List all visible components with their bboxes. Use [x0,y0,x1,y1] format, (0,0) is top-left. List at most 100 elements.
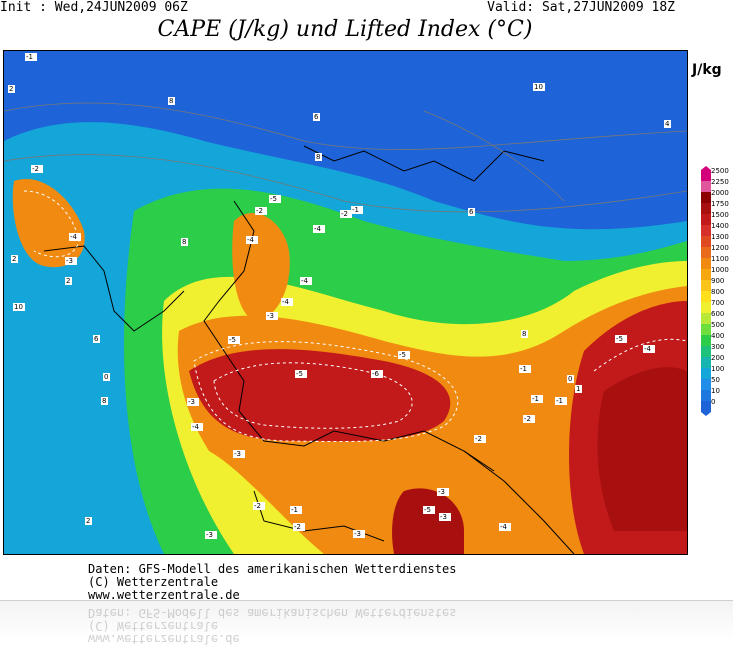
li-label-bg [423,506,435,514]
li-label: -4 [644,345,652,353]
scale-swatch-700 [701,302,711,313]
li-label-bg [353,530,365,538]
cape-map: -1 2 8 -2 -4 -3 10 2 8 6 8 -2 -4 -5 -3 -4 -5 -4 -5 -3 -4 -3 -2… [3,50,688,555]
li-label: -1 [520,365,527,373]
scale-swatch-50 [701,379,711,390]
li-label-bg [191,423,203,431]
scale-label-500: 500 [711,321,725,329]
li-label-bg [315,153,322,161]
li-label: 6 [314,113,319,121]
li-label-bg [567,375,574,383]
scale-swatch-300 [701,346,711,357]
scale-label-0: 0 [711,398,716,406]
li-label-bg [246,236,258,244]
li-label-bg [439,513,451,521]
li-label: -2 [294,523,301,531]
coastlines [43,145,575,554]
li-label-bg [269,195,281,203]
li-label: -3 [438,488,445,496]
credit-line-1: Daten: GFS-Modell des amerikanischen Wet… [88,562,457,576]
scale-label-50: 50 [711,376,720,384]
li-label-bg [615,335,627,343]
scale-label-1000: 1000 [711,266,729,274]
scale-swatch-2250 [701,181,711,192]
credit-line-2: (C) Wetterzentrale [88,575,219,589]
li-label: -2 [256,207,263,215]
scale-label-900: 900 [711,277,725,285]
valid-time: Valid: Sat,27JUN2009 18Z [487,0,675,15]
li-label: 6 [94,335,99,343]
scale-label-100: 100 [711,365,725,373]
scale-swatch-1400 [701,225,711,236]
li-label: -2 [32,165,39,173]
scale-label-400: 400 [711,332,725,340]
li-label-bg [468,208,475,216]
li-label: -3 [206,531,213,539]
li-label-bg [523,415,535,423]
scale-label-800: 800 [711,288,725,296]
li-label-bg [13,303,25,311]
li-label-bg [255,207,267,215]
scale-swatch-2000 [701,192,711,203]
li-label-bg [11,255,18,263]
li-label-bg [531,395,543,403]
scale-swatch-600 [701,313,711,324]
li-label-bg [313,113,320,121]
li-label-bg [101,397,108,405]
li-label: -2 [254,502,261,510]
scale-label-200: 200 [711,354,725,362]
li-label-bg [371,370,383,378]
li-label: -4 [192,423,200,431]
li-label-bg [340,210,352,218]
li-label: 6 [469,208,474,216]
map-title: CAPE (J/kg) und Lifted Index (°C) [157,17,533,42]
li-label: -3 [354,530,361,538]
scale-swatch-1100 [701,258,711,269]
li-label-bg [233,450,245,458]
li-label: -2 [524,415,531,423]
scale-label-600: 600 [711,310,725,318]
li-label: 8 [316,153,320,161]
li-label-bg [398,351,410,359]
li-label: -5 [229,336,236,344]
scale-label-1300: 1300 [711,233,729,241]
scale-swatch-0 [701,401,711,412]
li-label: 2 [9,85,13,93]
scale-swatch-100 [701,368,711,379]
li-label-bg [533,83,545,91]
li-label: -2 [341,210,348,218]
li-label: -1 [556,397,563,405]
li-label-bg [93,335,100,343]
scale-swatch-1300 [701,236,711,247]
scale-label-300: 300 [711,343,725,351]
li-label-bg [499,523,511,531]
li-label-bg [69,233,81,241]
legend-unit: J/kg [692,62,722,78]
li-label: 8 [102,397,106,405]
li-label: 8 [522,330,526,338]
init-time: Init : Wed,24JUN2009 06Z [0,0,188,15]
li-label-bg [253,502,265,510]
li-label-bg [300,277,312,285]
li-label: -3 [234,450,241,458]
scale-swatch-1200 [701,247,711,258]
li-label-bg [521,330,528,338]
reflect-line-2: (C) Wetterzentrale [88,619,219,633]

——

* What to work on *
Please rewrite all of the data above as a numbered list with blank lines omitted, and leave out any pictures.

* Solution for this problem *
1. List all visible components with their bboxes. Use [x0,y0,x1,y1] format, (0,0) is top-left. List at most 100 elements.
2. li-label-bg [423,506,435,514]
3. li-label: -4 [644,345,652,353]
4. scale-swatch-700 [701,302,711,313]
5. li-label-bg [353,530,365,538]
6. cape-map: -1 2 8 -2 -4 -3 10 2 8 6 8 -2 -4 -5 -3 -4 -5 -4 -5 -3 -4 -3 -2… [3,50,688,555]
7. li-label: -1 [520,365,527,373]
8. scale-swatch-50 [701,379,711,390]
9. li-label-bg [191,423,203,431]
10. scale-label-500: 500 [711,321,725,329]
11. li-label-bg [315,153,322,161]
12. li-label: 6 [314,113,319,121]
13. li-label-bg [567,375,574,383]
14. scale-swatch-300 [701,346,711,357]
15. scale-label-0: 0 [711,398,716,406]
16. li-label-bg [246,236,258,244]
17. li-label-bg [439,513,451,521]
18. li-label: -2 [294,523,301,531]
19. coastlines [43,145,575,554]
20. li-label-bg [269,195,281,203]
21. li-label: -3 [438,488,445,496]
22. credit-line-1: Daten: GFS-Modell des amerikanischen Wet… [88,562,457,576]
23. scale-label-50: 50 [711,376,720,384]
24. li-label-bg [615,335,627,343]
25. scale-label-1000: 1000 [711,266,729,274]
26. scale-swatch-2250 [701,181,711,192]
27. credit-line-2: (C) Wetterzentrale [88,575,219,589]
28. li-label: -2 [256,207,263,215]
29. scale-label-900: 900 [711,277,725,285]
30. valid-time: Valid: Sat,27JUN2009 18Z [487,0,675,15]
31. li-label: 6 [94,335,99,343]
32. scale-label-100: 100 [711,365,725,373]
33. scale-swatch-1400 [701,225,711,236]
34. li-label: -2 [32,165,39,173]
35. scale-label-400: 400 [711,332,725,340]
36. li-label-bg [468,208,475,216]
37. li-label: -3 [206,531,213,539]
38. li-label-bg [523,415,535,423]
39. scale-label-800: 800 [711,288,725,296]
40. li-label-bg [13,303,25,311]
41. li-label-bg [255,207,267,215]
42. scale-swatch-2000 [701,192,711,203]
43. li-label-bg [11,255,18,263]
44. li-label-bg [531,395,543,403]
45. scale-swatch-600 [701,313,711,324]
46. li-label-bg [313,113,320,121]
47. li-label-bg [101,397,108,405]
48. li-label: -2 [254,502,261,510]
49. scale-label-200: 200 [711,354,725,362]
50. li-label-bg [371,370,383,378]
51. li-label: -4 [192,423,200,431]
52. li-label-bg [340,210,352,218]
53. li-label: 6 [469,208,474,216]
54. map-title: CAPE (J/kg) und Lifted Index (°C) [157,17,533,42]
55. li-label: -3 [354,530,361,538]
56. scale-swatch-1100 [701,258,711,269]
57. li-label-bg [233,450,245,458]
58. li-label: -2 [524,415,531,423]
59. scale-label-600: 600 [711,310,725,318]
60. li-label: 8 [316,153,320,161]
61. li-label-bg [398,351,410,359]
62. li-label: -5 [229,336,236,344]
63. scale-label-1300: 1300 [711,233,729,241]
64. scale-swatch-0 [701,401,711,412]
65. li-label: 2 [9,85,13,93]
66. scale-swatch-100 [701,368,711,379]
67. li-label-bg [533,83,545,91]
68. li-label: -2 [341,210,348,218]
69. li-label: -1 [556,397,563,405]
70. li-label-bg [93,335,100,343]
71. scale-swatch-1300 [701,236,711,247]
72. scale-label-300: 300 [711,343,725,351]
73. li-label-bg [499,523,511,531]
74. li-label-bg [69,233,81,241]
75. legend-unit: J/kg [692,62,722,78]
76. li-label: 8 [102,397,106,405]
77. li-label: 8 [522,330,526,338]
78. init-time: Init : Wed,24JUN2009 06Z [0,0,188,15]
79. li-label-bg [253,502,265,510]
80. li-label-bg [300,277,312,285]
81. li-label: -3 [234,450,241,458]
82. scale-swatch-1200 [701,247,711,258]
83. li-label-bg [521,330,528,338]
84. reflect-line-2: (C) Wetterzentrale [88,619,219,633]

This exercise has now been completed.